# START OF EXTRACTED INFORMATION
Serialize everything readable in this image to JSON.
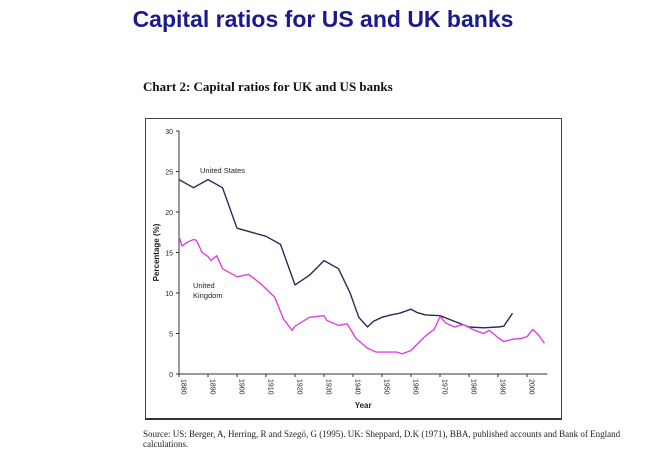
{
  "slide_title": "Capital ratios for US and UK banks",
  "source_note": "Source:  US: Berger, A, Herring, R and Szegö, G (1995).  UK: Sheppard, D.K (1971), BBA, published accounts and Bank  of England calculations.",
  "chart_data": {
    "type": "line",
    "title": "Chart 2: Capital ratios for UK and US banks",
    "xlabel": "Year",
    "ylabel": "Percentage (%)",
    "xlim": [
      1880,
      2007
    ],
    "ylim": [
      0,
      30
    ],
    "xticks": [
      1880,
      1890,
      1900,
      1910,
      1920,
      1930,
      1940,
      1950,
      1960,
      1970,
      1980,
      1990,
      2000
    ],
    "yticks": [
      0,
      5,
      10,
      15,
      20,
      25,
      30
    ],
    "grid": false,
    "legend": "inline labels",
    "series": [
      {
        "name": "United States",
        "color": "#2a2a5a",
        "x": [
          1880,
          1885,
          1890,
          1895,
          1900,
          1910,
          1915,
          1920,
          1925,
          1930,
          1935,
          1939,
          1942,
          1945,
          1947,
          1950,
          1953,
          1956,
          1960,
          1962,
          1965,
          1970,
          1975,
          1980,
          1985,
          1990,
          1992,
          1995
        ],
        "y": [
          24,
          23,
          24,
          23,
          18,
          17,
          16,
          11,
          12.2,
          14,
          13,
          10,
          7,
          5.8,
          6.5,
          7,
          7.3,
          7.5,
          8,
          7.6,
          7.3,
          7.2,
          6.5,
          5.8,
          5.7,
          5.8,
          5.9,
          7.5
        ]
      },
      {
        "name": "United Kingdom",
        "color": "#e040e0",
        "x": [
          1880,
          1881,
          1883,
          1885,
          1886,
          1888,
          1890,
          1891,
          1893,
          1895,
          1900,
          1904,
          1908,
          1910,
          1913,
          1916,
          1919,
          1920,
          1925,
          1930,
          1931,
          1935,
          1938,
          1941,
          1945,
          1948,
          1955,
          1957,
          1960,
          1963,
          1965,
          1968,
          1970,
          1972,
          1975,
          1978,
          1982,
          1985,
          1987,
          1990,
          1992,
          1995,
          1998,
          2000,
          2002,
          2004,
          2006
        ],
        "y": [
          17,
          15.8,
          16.3,
          16.6,
          16.5,
          15,
          14.5,
          14,
          14.6,
          13,
          12,
          12.3,
          11.2,
          10.5,
          9.5,
          6.8,
          5.4,
          5.9,
          7,
          7.2,
          6.6,
          6,
          6.2,
          4.4,
          3.2,
          2.7,
          2.7,
          2.5,
          2.9,
          4,
          4.7,
          5.5,
          7.1,
          6.3,
          5.8,
          6.1,
          5.4,
          5,
          5.4,
          4.5,
          4,
          4.3,
          4.4,
          4.6,
          5.5,
          4.8,
          3.8
        ]
      }
    ],
    "annotations": [
      "United States",
      "United\nKingdom"
    ]
  }
}
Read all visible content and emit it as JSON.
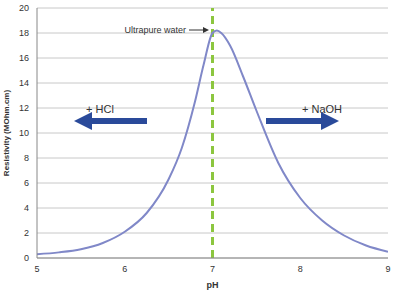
{
  "chart_data": {
    "type": "line",
    "x_label": "pH",
    "y_label": "Resistivity (MOhm.cm)",
    "x": [
      5,
      5.25,
      5.5,
      5.75,
      6,
      6.25,
      6.5,
      6.65,
      6.8,
      6.9,
      7,
      7.05,
      7.1,
      7.2,
      7.35,
      7.5,
      7.75,
      8,
      8.25,
      8.5,
      8.75,
      9
    ],
    "values": [
      0.3,
      0.45,
      0.7,
      1.2,
      2.1,
      3.6,
      6.3,
      8.8,
      12.5,
      15.5,
      18.0,
      18.2,
      18.0,
      17.0,
      14.5,
      11.8,
      7.6,
      4.8,
      3.0,
      1.8,
      1.0,
      0.5
    ],
    "color": "#8088c8",
    "line_style": "solid",
    "xlim": [
      5,
      9
    ],
    "xticks": [
      5,
      6,
      7,
      8,
      9
    ],
    "ylim": [
      0,
      20
    ],
    "yticks": [
      0,
      2,
      4,
      6,
      8,
      10,
      12,
      14,
      16,
      18,
      20
    ],
    "grid": true,
    "reference_lines": [
      {
        "x": 7,
        "color": "#8cc63f",
        "line_style": "dashed"
      }
    ],
    "annotations": [
      "Ultrapure water",
      "+ HCl",
      "+ NaOH"
    ]
  }
}
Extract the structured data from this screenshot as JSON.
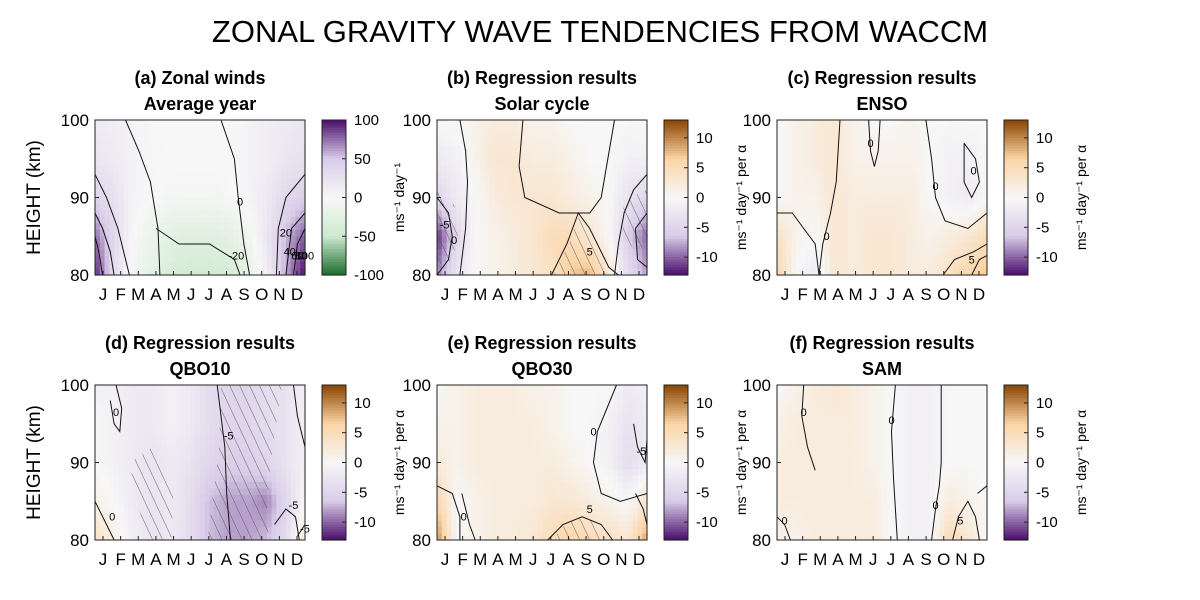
{
  "figure": {
    "title": "ZONAL GRAVITY WAVE TENDENCIES FROM WACCM"
  },
  "colors": {
    "purple_strong": "#4a0d6b",
    "purple_light": "#d8cce8",
    "green_strong": "#1b6d2c",
    "green_light": "#cfead0",
    "orange_strong": "#8a4400",
    "orange_light": "#fbd4a6",
    "neutral": "#f7f7f7"
  },
  "chart_data": [
    {
      "id": "a",
      "type": "heatmap",
      "title_line1": "(a) Zonal winds",
      "title_line2": "Average year",
      "ylabel": "HEIGHT (km)",
      "ylim": [
        80,
        100
      ],
      "yticks": [
        80,
        90,
        100
      ],
      "xcategories": [
        "J",
        "F",
        "M",
        "A",
        "M",
        "J",
        "J",
        "A",
        "S",
        "O",
        "N",
        "D"
      ],
      "colorbar": {
        "ticks": [
          -100,
          -50,
          0,
          50,
          100
        ],
        "range": [
          -100,
          100
        ],
        "label": "ms⁻¹ day⁻¹",
        "scheme": "green-purple"
      },
      "contour_labels": [
        "0",
        "-20",
        "20",
        "40",
        "60",
        "80",
        "100"
      ],
      "heights": [
        80,
        85,
        90,
        95,
        100
      ],
      "values": [
        [
          95,
          30,
          -5,
          -25,
          -40,
          -45,
          -45,
          -40,
          -25,
          10,
          60,
          100
        ],
        [
          75,
          35,
          0,
          -15,
          -25,
          -30,
          -30,
          -25,
          -10,
          20,
          55,
          80
        ],
        [
          40,
          25,
          5,
          0,
          -5,
          -5,
          -5,
          -3,
          5,
          15,
          35,
          45
        ],
        [
          20,
          15,
          5,
          2,
          0,
          0,
          0,
          0,
          5,
          10,
          20,
          25
        ],
        [
          15,
          10,
          5,
          0,
          0,
          0,
          0,
          0,
          5,
          10,
          15,
          20
        ]
      ]
    },
    {
      "id": "b",
      "type": "heatmap",
      "title_line1": "(b) Regression results",
      "title_line2": "Solar cycle",
      "ylim": [
        80,
        100
      ],
      "yticks": [
        80,
        90,
        100
      ],
      "xcategories": [
        "J",
        "F",
        "M",
        "A",
        "M",
        "J",
        "J",
        "A",
        "S",
        "O",
        "N",
        "D"
      ],
      "colorbar": {
        "ticks": [
          -10,
          -5,
          0,
          5,
          10
        ],
        "range": [
          -13,
          13
        ],
        "label": "ms⁻¹ day⁻¹ per α",
        "scheme": "purple-orange"
      },
      "contour_labels": [
        "0",
        "-5",
        "5"
      ],
      "heights": [
        80,
        85,
        90,
        95,
        100
      ],
      "values": [
        [
          -9,
          -3,
          0,
          1,
          2,
          3,
          4,
          7,
          8,
          3,
          -4,
          -8
        ],
        [
          -12,
          -5,
          0,
          1,
          2,
          3,
          5,
          5,
          3,
          0,
          -6,
          -10
        ],
        [
          -5,
          -2,
          0,
          2,
          3,
          3,
          3,
          2,
          1,
          0,
          -3,
          -5
        ],
        [
          -2,
          -1,
          1,
          3,
          3,
          2,
          2,
          1,
          0,
          0,
          -1,
          -1
        ],
        [
          0,
          0,
          1,
          2,
          2,
          1,
          1,
          0,
          0,
          0,
          0,
          0
        ]
      ]
    },
    {
      "id": "c",
      "type": "heatmap",
      "title_line1": "(c) Regression results",
      "title_line2": "ENSO",
      "ylim": [
        80,
        100
      ],
      "yticks": [
        80,
        90,
        100
      ],
      "xcategories": [
        "J",
        "F",
        "M",
        "A",
        "M",
        "J",
        "J",
        "A",
        "S",
        "O",
        "N",
        "D"
      ],
      "colorbar": {
        "ticks": [
          -10,
          -5,
          0,
          5,
          10
        ],
        "range": [
          -13,
          13
        ],
        "label": "ms⁻¹ day⁻¹ per α",
        "scheme": "purple-orange"
      },
      "contour_labels": [
        "0",
        "0",
        "0",
        "0",
        "5"
      ],
      "heights": [
        80,
        85,
        90,
        95,
        100
      ],
      "values": [
        [
          6,
          0,
          -2,
          3,
          2,
          3,
          3,
          2,
          2,
          4,
          6,
          7
        ],
        [
          4,
          1,
          0,
          3,
          2,
          3,
          3,
          2,
          1,
          2,
          3,
          5
        ],
        [
          0,
          1,
          1,
          3,
          2,
          2,
          2,
          2,
          0,
          -1,
          -2,
          0
        ],
        [
          0,
          1,
          2,
          3,
          1,
          1,
          1,
          1,
          0,
          -1,
          -1,
          0
        ],
        [
          0,
          1,
          2,
          3,
          1,
          0,
          0,
          1,
          0,
          0,
          0,
          0
        ]
      ]
    },
    {
      "id": "d",
      "type": "heatmap",
      "title_line1": "(d) Regression results",
      "title_line2": "QBO10",
      "ylabel": "HEIGHT (km)",
      "ylim": [
        80,
        100
      ],
      "yticks": [
        80,
        90,
        100
      ],
      "xcategories": [
        "J",
        "F",
        "M",
        "A",
        "M",
        "J",
        "J",
        "A",
        "S",
        "O",
        "N",
        "D"
      ],
      "colorbar": {
        "ticks": [
          -10,
          -5,
          0,
          5,
          10
        ],
        "range": [
          -13,
          13
        ],
        "label": "ms⁻¹ day⁻¹ per α",
        "scheme": "purple-orange"
      },
      "contour_labels": [
        "0",
        "0",
        "-5",
        "-5",
        "-5"
      ],
      "heights": [
        80,
        85,
        90,
        95,
        100
      ],
      "values": [
        [
          4,
          1,
          -1,
          -3,
          -2,
          -4,
          -7,
          -8,
          -8,
          -7,
          -4,
          3
        ],
        [
          1,
          0,
          -2,
          -3,
          -2,
          -4,
          -7,
          -8,
          -8,
          -9,
          -5,
          0
        ],
        [
          0,
          -1,
          -2,
          -3,
          -2,
          -3,
          -5,
          -6,
          -6,
          -5,
          -3,
          -1
        ],
        [
          0,
          -1,
          -2,
          -2,
          -1,
          -2,
          -4,
          -5,
          -5,
          -4,
          -3,
          -1
        ],
        [
          -1,
          -1,
          -2,
          -2,
          -1,
          -2,
          -4,
          -5,
          -5,
          -4,
          -3,
          -1
        ]
      ]
    },
    {
      "id": "e",
      "type": "heatmap",
      "title_line1": "(e) Regression results",
      "title_line2": "QBO30",
      "ylim": [
        80,
        100
      ],
      "yticks": [
        80,
        90,
        100
      ],
      "xcategories": [
        "J",
        "F",
        "M",
        "A",
        "M",
        "J",
        "J",
        "A",
        "S",
        "O",
        "N",
        "D"
      ],
      "colorbar": {
        "ticks": [
          -10,
          -5,
          0,
          5,
          10
        ],
        "range": [
          -13,
          13
        ],
        "label": "ms⁻¹ day⁻¹ per α",
        "scheme": "purple-orange"
      },
      "contour_labels": [
        "0",
        "0",
        "5",
        "-5"
      ],
      "heights": [
        80,
        85,
        90,
        95,
        100
      ],
      "values": [
        [
          10,
          0,
          1,
          2,
          2,
          3,
          5,
          6,
          5,
          4,
          3,
          9
        ],
        [
          6,
          0,
          1,
          2,
          2,
          2,
          3,
          3,
          2,
          1,
          0,
          3
        ],
        [
          2,
          1,
          2,
          2,
          2,
          2,
          2,
          1,
          0,
          -1,
          -4,
          -2
        ],
        [
          1,
          1,
          2,
          2,
          2,
          2,
          1,
          0,
          0,
          -1,
          -3,
          -2
        ],
        [
          0,
          1,
          2,
          2,
          2,
          1,
          1,
          0,
          0,
          0,
          -2,
          -1
        ]
      ]
    },
    {
      "id": "f",
      "type": "heatmap",
      "title_line1": "(f) Regression results",
      "title_line2": "SAM",
      "ylim": [
        80,
        100
      ],
      "yticks": [
        80,
        90,
        100
      ],
      "xcategories": [
        "J",
        "F",
        "M",
        "A",
        "M",
        "J",
        "J",
        "A",
        "S",
        "O",
        "N",
        "D"
      ],
      "colorbar": {
        "ticks": [
          -10,
          -5,
          0,
          5,
          10
        ],
        "range": [
          -13,
          13
        ],
        "label": "ms⁻¹ day⁻¹ per α",
        "scheme": "purple-orange"
      },
      "contour_labels": [
        "0",
        "0",
        "0",
        "0",
        "5"
      ],
      "heights": [
        80,
        85,
        90,
        95,
        100
      ],
      "values": [
        [
          1,
          1,
          2,
          2,
          2,
          2,
          0,
          -1,
          -1,
          5,
          3,
          0
        ],
        [
          2,
          2,
          2,
          2,
          2,
          2,
          0,
          -1,
          -1,
          2,
          1,
          0
        ],
        [
          2,
          2,
          2,
          2,
          2,
          1,
          0,
          -1,
          -1,
          0,
          0,
          0
        ],
        [
          1,
          2,
          2,
          2,
          2,
          1,
          0,
          -1,
          -1,
          0,
          0,
          0
        ],
        [
          0,
          1,
          2,
          3,
          2,
          1,
          0,
          -1,
          -1,
          0,
          0,
          0
        ]
      ]
    }
  ]
}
# END OF EXTRACTED INFORMATION
- **WORK REQUIRED**
Count how many lines of the material hold the string "results". Give the number and nothing more.

- **TASK ANSWER**
5